Write out every line of the material as it stands, apart from the pictures.

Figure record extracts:
____________

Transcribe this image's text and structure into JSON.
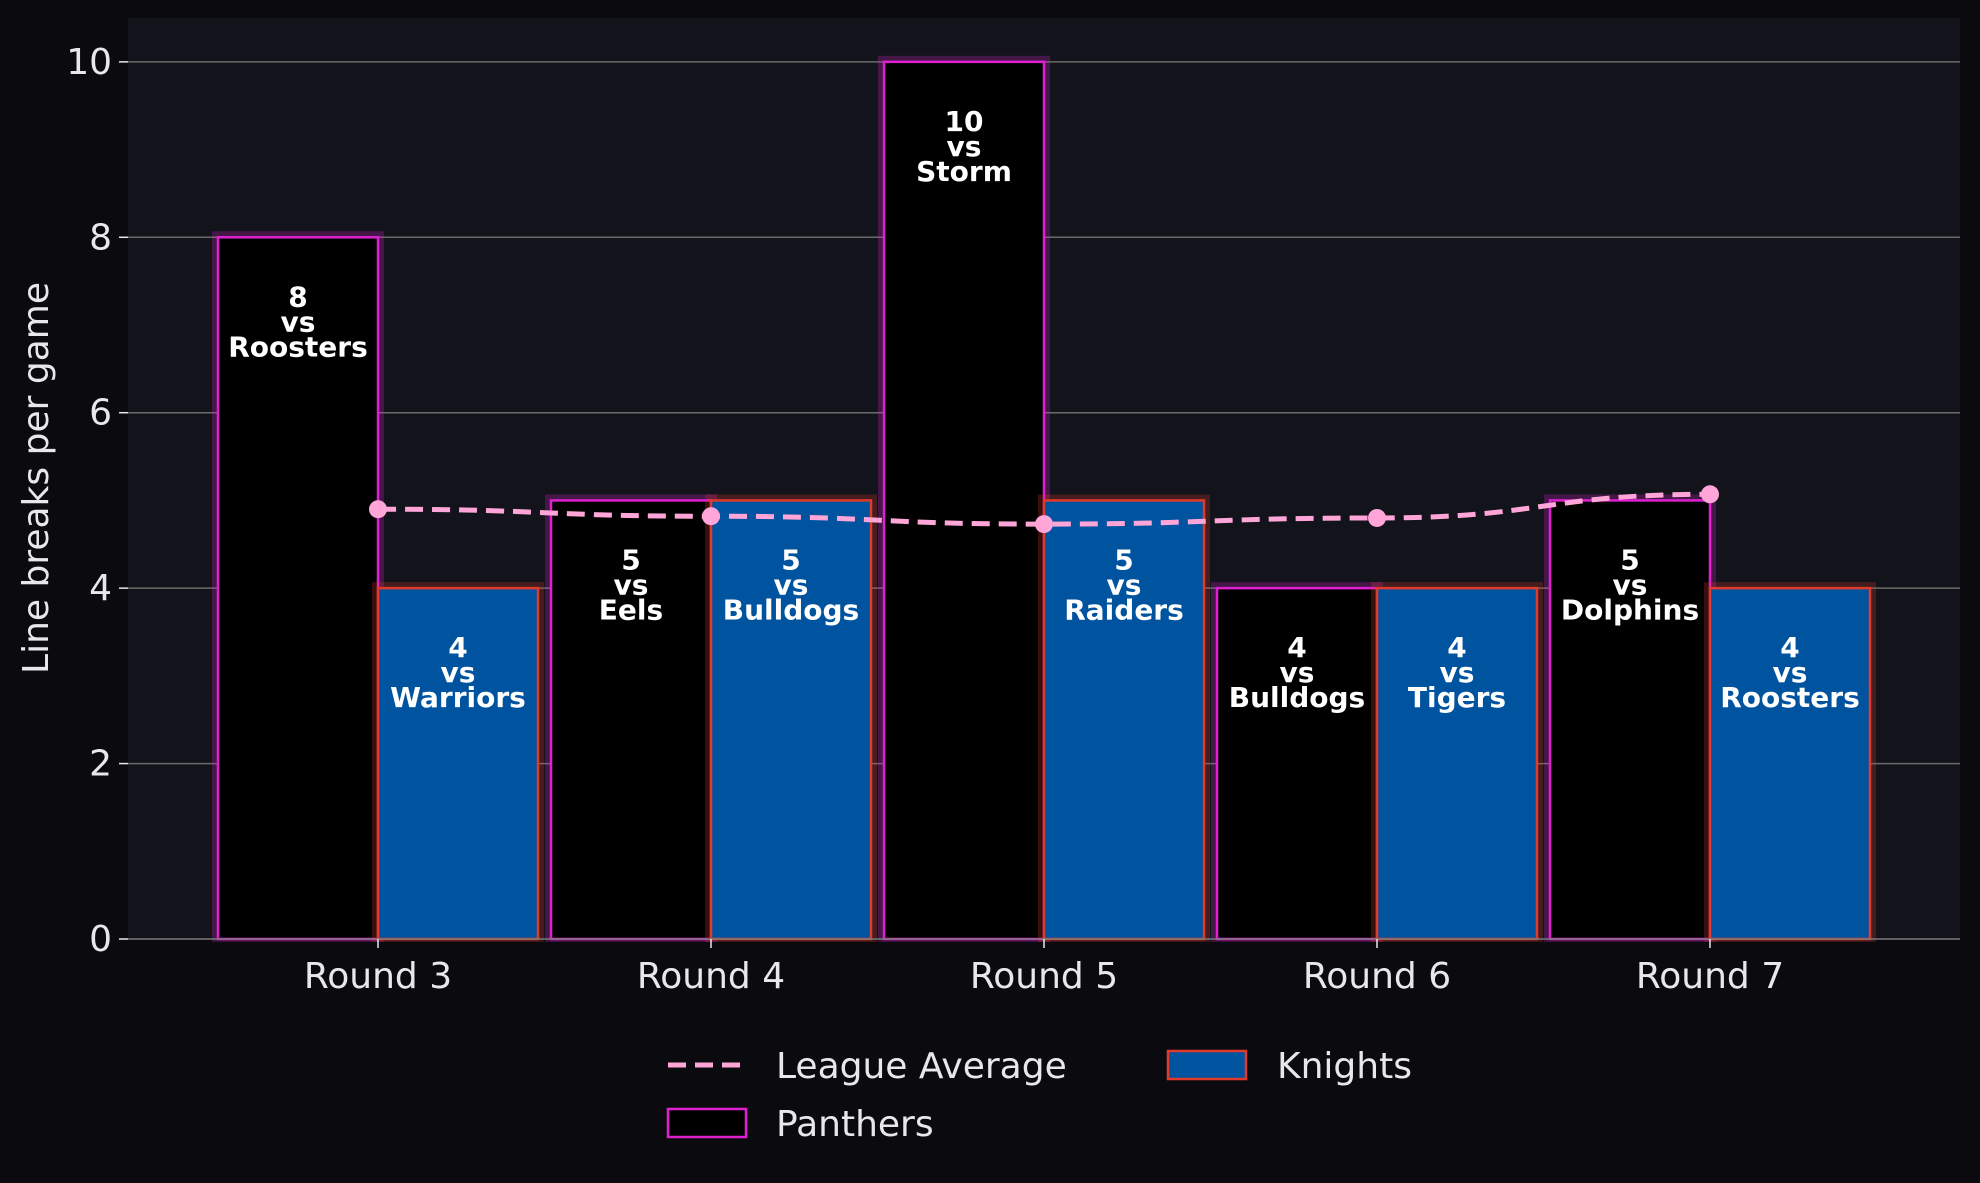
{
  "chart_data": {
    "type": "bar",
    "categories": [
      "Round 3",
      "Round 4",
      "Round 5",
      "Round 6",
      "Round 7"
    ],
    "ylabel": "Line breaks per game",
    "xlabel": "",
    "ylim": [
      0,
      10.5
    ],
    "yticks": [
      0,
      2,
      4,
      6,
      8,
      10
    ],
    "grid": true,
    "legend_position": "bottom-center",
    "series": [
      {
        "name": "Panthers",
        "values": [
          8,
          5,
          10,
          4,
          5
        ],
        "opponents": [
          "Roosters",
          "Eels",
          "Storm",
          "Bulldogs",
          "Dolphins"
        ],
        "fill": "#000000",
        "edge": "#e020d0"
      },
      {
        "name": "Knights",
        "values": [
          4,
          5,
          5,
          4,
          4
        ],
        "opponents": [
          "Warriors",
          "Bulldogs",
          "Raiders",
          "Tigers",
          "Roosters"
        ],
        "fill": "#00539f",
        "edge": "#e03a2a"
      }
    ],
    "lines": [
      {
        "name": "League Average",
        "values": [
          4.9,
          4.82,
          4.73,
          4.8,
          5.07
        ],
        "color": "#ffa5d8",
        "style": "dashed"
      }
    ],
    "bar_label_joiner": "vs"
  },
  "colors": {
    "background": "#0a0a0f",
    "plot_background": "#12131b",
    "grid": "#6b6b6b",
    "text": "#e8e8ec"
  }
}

____________

◆ COMPLETE ANSWER
Transcribe this image's text and structure into JSON.
{
  "chart_data": {
    "type": "bar",
    "categories": [
      "Round 3",
      "Round 4",
      "Round 5",
      "Round 6",
      "Round 7"
    ],
    "ylabel": "Line breaks per game",
    "xlabel": "",
    "ylim": [
      0,
      10.5
    ],
    "yticks": [
      0,
      2,
      4,
      6,
      8,
      10
    ],
    "grid": true,
    "legend_position": "bottom-center",
    "series": [
      {
        "name": "Panthers",
        "values": [
          8,
          5,
          10,
          4,
          5
        ],
        "opponents": [
          "Roosters",
          "Eels",
          "Storm",
          "Bulldogs",
          "Dolphins"
        ],
        "fill": "#000000",
        "edge": "#e020d0"
      },
      {
        "name": "Knights",
        "values": [
          4,
          5,
          5,
          4,
          4
        ],
        "opponents": [
          "Warriors",
          "Bulldogs",
          "Raiders",
          "Tigers",
          "Roosters"
        ],
        "fill": "#00539f",
        "edge": "#e03a2a"
      }
    ],
    "lines": [
      {
        "name": "League Average",
        "values": [
          4.9,
          4.82,
          4.73,
          4.8,
          5.07
        ],
        "color": "#ffa5d8",
        "style": "dashed"
      }
    ],
    "bar_label_joiner": "vs"
  },
  "colors": {
    "background": "#0a0a0f",
    "plot_background": "#12131b",
    "grid": "#6b6b6b",
    "text": "#e8e8ec"
  }
}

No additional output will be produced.